◆ **Your goal**
Give the data below again exactly as it stands. Omit the pictures.

(Dataset entries)
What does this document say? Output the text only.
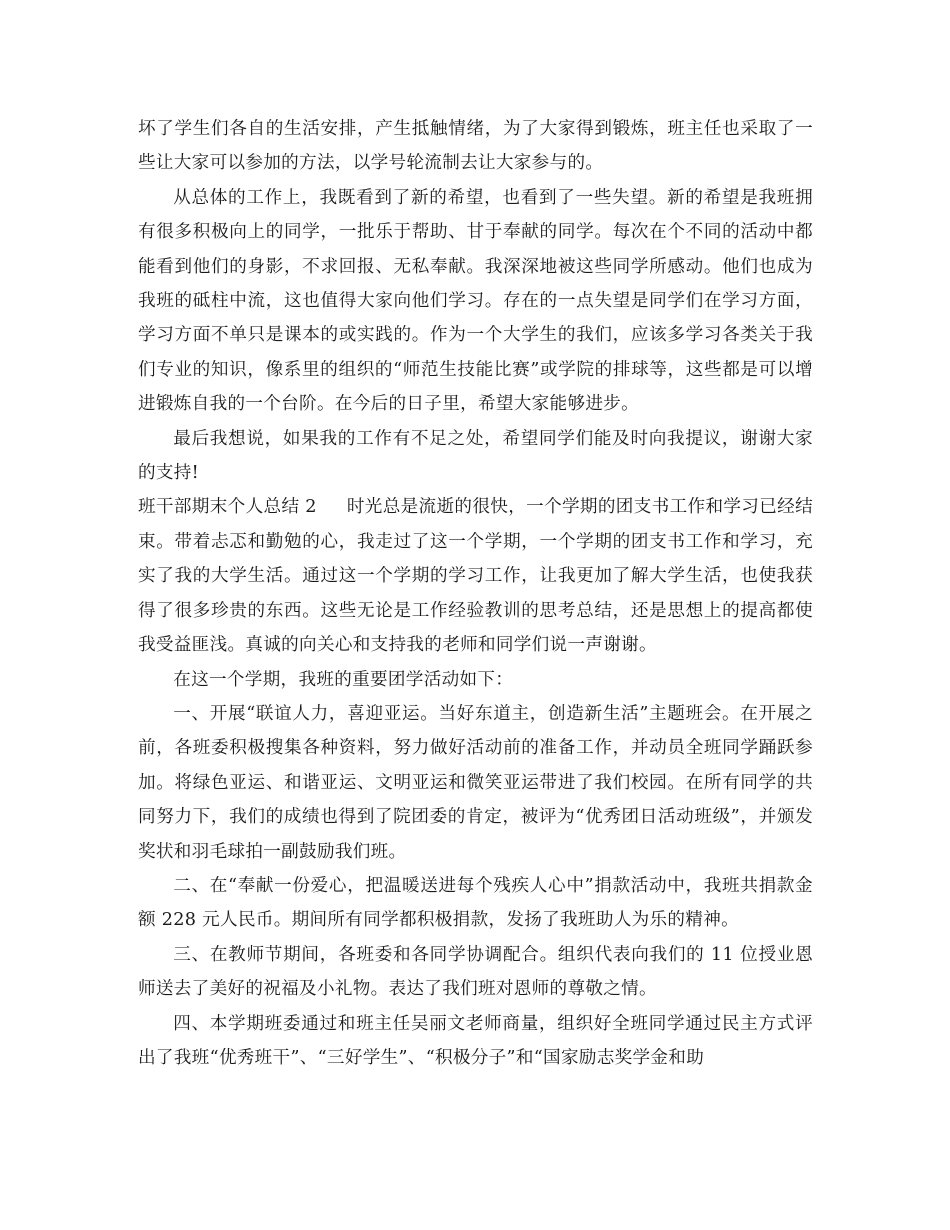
坏了学生们各自的生活安排，产生抵触情绪，为了大家得到锻炼，班主任也采取了一些让大家可以参加的方法，以学号轮流制去让大家参与的。

从总体的工作上，我既看到了新的希望，也看到了一些失望。新的希望是我班拥有很多积极向上的同学，一批乐于帮助、甘于奉献的同学。每次在个不同的活动中都能看到他们的身影，不求回报、无私奉献。我深深地被这些同学所感动。他们也成为我班的砥柱中流，这也值得大家向他们学习。存在的一点失望是同学们在学习方面，学习方面不单只是课本的或实践的。作为一个大学生的我们，应该多学习各类关于我们专业的知识，像系里的组织的“师范生技能比赛”或学院的排球等，这些都是可以增进锻炼自我的一个台阶。在今后的日子里，希望大家能够进步。

最后我想说，如果我的工作有不足之处，希望同学们能及时向我提议，谢谢大家的支持!

班干部期末个人总结 2 时光总是流逝的很快，一个学期的团支书工作和学习已经结束。带着忐忑和勤勉的心，我走过了这一个学期，一个学期的团支书工作和学习，充实了我的大学生活。通过这一个学期的学习工作，让我更加了解大学生活，也使我获得了很多珍贵的东西。这些无论是工作经验教训的思考总结，还是思想上的提高都使我受益匪浅。真诚的向关心和支持我的老师和同学们说一声谢谢。

在这一个学期，我班的重要团学活动如下：

一、开展“联谊人力，喜迎亚运。当好东道主，创造新生活”主题班会。在开展之前，各班委积极搜集各种资料，努力做好活动前的准备工作，并动员全班同学踊跃参加。将绿色亚运、和谐亚运、文明亚运和微笑亚运带进了我们校园。在所有同学的共同努力下，我们的成绩也得到了院团委的肯定，被评为“优秀团日活动班级”，并颁发奖状和羽毛球拍一副鼓励我们班。

二、在“奉献一份爱心，把温暖送进每个残疾人心中”捐款活动中，我班共捐款金额 228 元人民币。期间所有同学都积极捐款，发扬了我班助人为乐的精神。

三、在教师节期间，各班委和各同学协调配合。组织代表向我们的 11 位授业恩师送去了美好的祝福及小礼物。表达了我们班对恩师的尊敬之情。

四、本学期班委通过和班主任吴丽文老师商量，组织好全班同学通过民主方式评出了我班“优秀班干”、“三好学生”、“积极分子”和“国家励志奖学金和助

◆ **Expected output**
What does this document say? Output the text only.
坏了学生们各自的生活安排，产生抵触情绪，为了大家得到锻炼，班主任也采取了一些让大家可以参加的方法，以学号轮流制去让大家参与的。

从总体的工作上，我既看到了新的希望，也看到了一些失望。新的希望是我班拥有很多积极向上的同学，一批乐于帮助、甘于奉献的同学。每次在个不同的活动中都能看到他们的身影，不求回报、无私奉献。我深深地被这些同学所感动。他们也成为我班的砥柱中流，这也值得大家向他们学习。存在的一点失望是同学们在学习方面，学习方面不单只是课本的或实践的。作为一个大学生的我们，应该多学习各类关于我们专业的知识，像系里的组织的“师范生技能比赛”或学院的排球等，这些都是可以增进锻炼自我的一个台阶。在今后的日子里，希望大家能够进步。

最后我想说，如果我的工作有不足之处，希望同学们能及时向我提议，谢谢大家的支持!

班干部期末个人总结 2 时光总是流逝的很快，一个学期的团支书工作和学习已经结束。带着忐忑和勤勉的心，我走过了这一个学期，一个学期的团支书工作和学习，充实了我的大学生活。通过这一个学期的学习工作，让我更加了解大学生活，也使我获得了很多珍贵的东西。这些无论是工作经验教训的思考总结，还是思想上的提高都使我受益匪浅。真诚的向关心和支持我的老师和同学们说一声谢谢。

在这一个学期，我班的重要团学活动如下：

一、开展“联谊人力，喜迎亚运。当好东道主，创造新生活”主题班会。在开展之前，各班委积极搜集各种资料，努力做好活动前的准备工作，并动员全班同学踊跃参加。将绿色亚运、和谐亚运、文明亚运和微笑亚运带进了我们校园。在所有同学的共同努力下，我们的成绩也得到了院团委的肯定，被评为“优秀团日活动班级”，并颁发奖状和羽毛球拍一副鼓励我们班。

二、在“奉献一份爱心，把温暖送进每个残疾人心中”捐款活动中，我班共捐款金额 228 元人民币。期间所有同学都积极捐款，发扬了我班助人为乐的精神。

三、在教师节期间，各班委和各同学协调配合。组织代表向我们的 11 位授业恩师送去了美好的祝福及小礼物。表达了我们班对恩师的尊敬之情。

四、本学期班委通过和班主任吴丽文老师商量，组织好全班同学通过民主方式评出了我班“优秀班干”、“三好学生”、“积极分子”和“国家励志奖学金和助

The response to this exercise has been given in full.